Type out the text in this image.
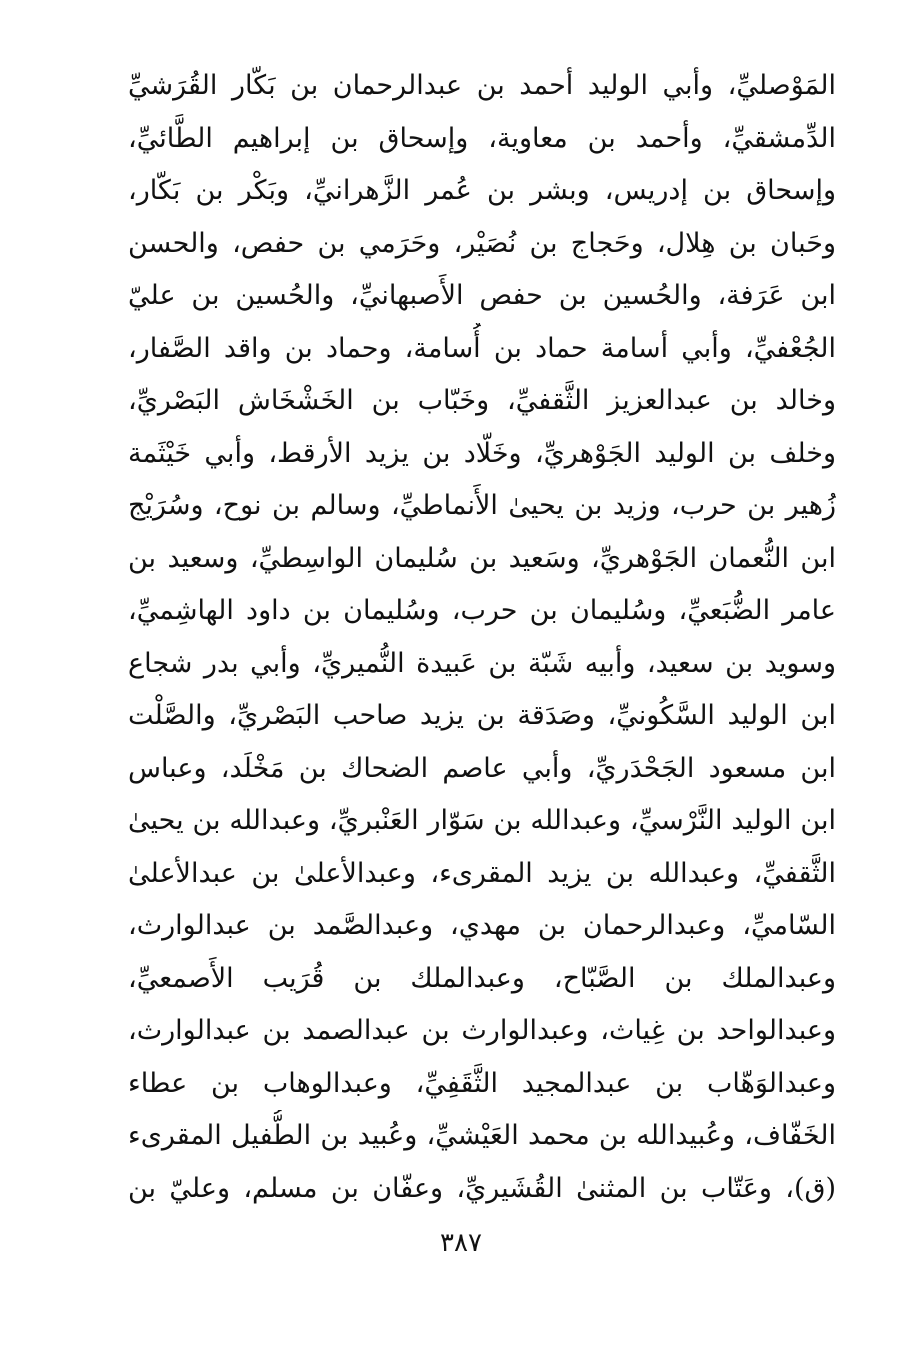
المَوْصليِّ، وأبي الوليد أحمد بن عبدالرحمان بن بَكّار القُرَشيِّ
الدِّمشقيِّ، وأحمد بن معاوية، وإسحاق بن إبراهيم الطَّائيِّ،
وإسحاق بن إدريس، وبشر بن عُمر الزَّهرانيِّ، وبَكْر بن بَكّار،
وحَبان بن هِلال، وحَجاج بن نُصَيْر، وحَرَمي بن حفص، والحسن
ابن عَرَفة، والحُسين بن حفص الأَصبهانيِّ، والحُسين بن عليّ
الجُعْفيِّ، وأبي أسامة حماد بن أُسامة، وحماد بن واقد الصَّفار،
وخالد بن عبدالعزيز الثَّقفيِّ، وخَبّاب بن الخَشْخَاش البَصْريِّ،
وخلف بن الوليد الجَوْهريِّ، وخَلّاد بن يزيد الأرقط، وأبي خَيْثَمة
زُهير بن حرب، وزيد بن يحيىٰ الأَنماطيِّ، وسالم بن نوح، وسُرَيْج
ابن النُّعمان الجَوْهريِّ، وسَعيد بن سُليمان الواسِطيِّ، وسعيد بن
عامر الضُّبَعيِّ، وسُليمان بن حرب، وسُليمان بن داود الهاشِميِّ،
وسويد بن سعيد، وأبيه شَبّة بن عَبيدة النُّميريِّ، وأبي بدر شجاع
ابن الوليد السَّكُونيِّ، وصَدَقة بن يزيد صاحب البَصْريِّ، والصَّلْت
ابن مسعود الجَحْدَريِّ، وأبي عاصم الضحاك بن مَخْلَد، وعباس
ابن الوليد النَّرْسيِّ، وعبدالله بن سَوّار العَنْبريِّ، وعبدالله بن يحيىٰ
الثَّقفيِّ، وعبدالله بن يزيد المقرىء، وعبدالأعلىٰ بن عبدالأعلىٰ
السّاميِّ، وعبدالرحمان بن مهدي، وعبدالصَّمد بن عبدالوارث،
وعبدالملك بن الصَّبّاح، وعبدالملك بن قُرَيب الأَصمعيِّ،
وعبدالواحد بن غِياث، وعبدالوارث بن عبدالصمد بن عبدالوارث،
وعبدالوَهّاب بن عبدالمجيد الثَّقَفِيِّ، وعبدالوهاب بن عطاء
الخَفّاف، وعُبيدالله بن محمد العَيْشيِّ، وعُبيد بن الطُّفيل المقرىء
(ق)، وعَتّاب بن المثنىٰ القُشَيريِّ، وعفّان بن مسلم، وعليّ بن
٣٨٧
- - - -
### Exercise task
Reproduce the material above in full and without alteration, but skip all pictures.

### Response
Type out the text in this image.
المَوْصليِّ، وأبي الوليد أحمد بن عبدالرحمان بن بَكّار القُرَشيِّ
الدِّمشقيِّ، وأحمد بن معاوية، وإسحاق بن إبراهيم الطَّائيِّ،
وإسحاق بن إدريس، وبشر بن عُمر الزَّهرانيِّ، وبَكْر بن بَكّار،
وحَبان بن هِلال، وحَجاج بن نُصَيْر، وحَرَمي بن حفص، والحسن
ابن عَرَفة، والحُسين بن حفص الأَصبهانيِّ، والحُسين بن عليّ
الجُعْفيِّ، وأبي أسامة حماد بن أُسامة، وحماد بن واقد الصَّفار،
وخالد بن عبدالعزيز الثَّقفيِّ، وخَبّاب بن الخَشْخَاش البَصْريِّ،
وخلف بن الوليد الجَوْهريِّ، وخَلّاد بن يزيد الأرقط، وأبي خَيْثَمة
زُهير بن حرب، وزيد بن يحيىٰ الأَنماطيِّ، وسالم بن نوح، وسُرَيْج
ابن النُّعمان الجَوْهريِّ، وسَعيد بن سُليمان الواسِطيِّ، وسعيد بن
عامر الضُّبَعيِّ، وسُليمان بن حرب، وسُليمان بن داود الهاشِميِّ،
وسويد بن سعيد، وأبيه شَبّة بن عَبيدة النُّميريِّ، وأبي بدر شجاع
ابن الوليد السَّكُونيِّ، وصَدَقة بن يزيد صاحب البَصْريِّ، والصَّلْت
ابن مسعود الجَحْدَريِّ، وأبي عاصم الضحاك بن مَخْلَد، وعباس
ابن الوليد النَّرْسيِّ، وعبدالله بن سَوّار العَنْبريِّ، وعبدالله بن يحيىٰ
الثَّقفيِّ، وعبدالله بن يزيد المقرىء، وعبدالأعلىٰ بن عبدالأعلىٰ
السّاميِّ، وعبدالرحمان بن مهدي، وعبدالصَّمد بن عبدالوارث،
وعبدالملك بن الصَّبّاح، وعبدالملك بن قُرَيب الأَصمعيِّ،
وعبدالواحد بن غِياث، وعبدالوارث بن عبدالصمد بن عبدالوارث،
وعبدالوَهّاب بن عبدالمجيد الثَّقَفِيِّ، وعبدالوهاب بن عطاء
الخَفّاف، وعُبيدالله بن محمد العَيْشيِّ، وعُبيد بن الطُّفيل المقرىء
(ق)، وعَتّاب بن المثنىٰ القُشَيريِّ، وعفّان بن مسلم، وعليّ بن
٣٨٧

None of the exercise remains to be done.